— start of MATERIAL PROVIDED —
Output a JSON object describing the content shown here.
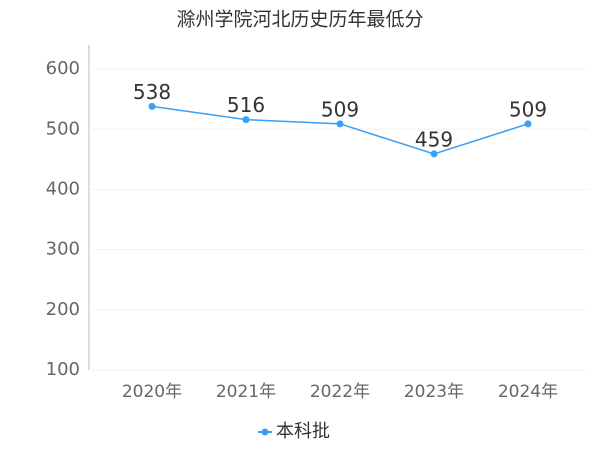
{
  "chart_data": {
    "type": "line",
    "title": "滁州学院河北历史历年最低分",
    "categories": [
      "2020年",
      "2021年",
      "2022年",
      "2023年",
      "2024年"
    ],
    "series": [
      {
        "name": "本科批",
        "color": "#3a9ff5",
        "values": [
          538,
          516,
          509,
          459,
          509
        ]
      }
    ],
    "ylim": [
      100,
      640
    ],
    "yticks": [
      100,
      200,
      300,
      400,
      500,
      600
    ],
    "grid": true
  }
}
— end of MATERIAL PROVIDED —
> _INSTRUCTIONS FOR THE TASK_
Your task is to reproduce all of the material exactly. The pictures stay out.

> _ANSWER TO THIS EXERCISE_
Output a JSON object describing the content shown here.
{
  "chart_data": {
    "type": "line",
    "title": "滁州学院河北历史历年最低分",
    "categories": [
      "2020年",
      "2021年",
      "2022年",
      "2023年",
      "2024年"
    ],
    "series": [
      {
        "name": "本科批",
        "color": "#3a9ff5",
        "values": [
          538,
          516,
          509,
          459,
          509
        ]
      }
    ],
    "ylim": [
      100,
      640
    ],
    "yticks": [
      100,
      200,
      300,
      400,
      500,
      600
    ],
    "grid": true
  }
}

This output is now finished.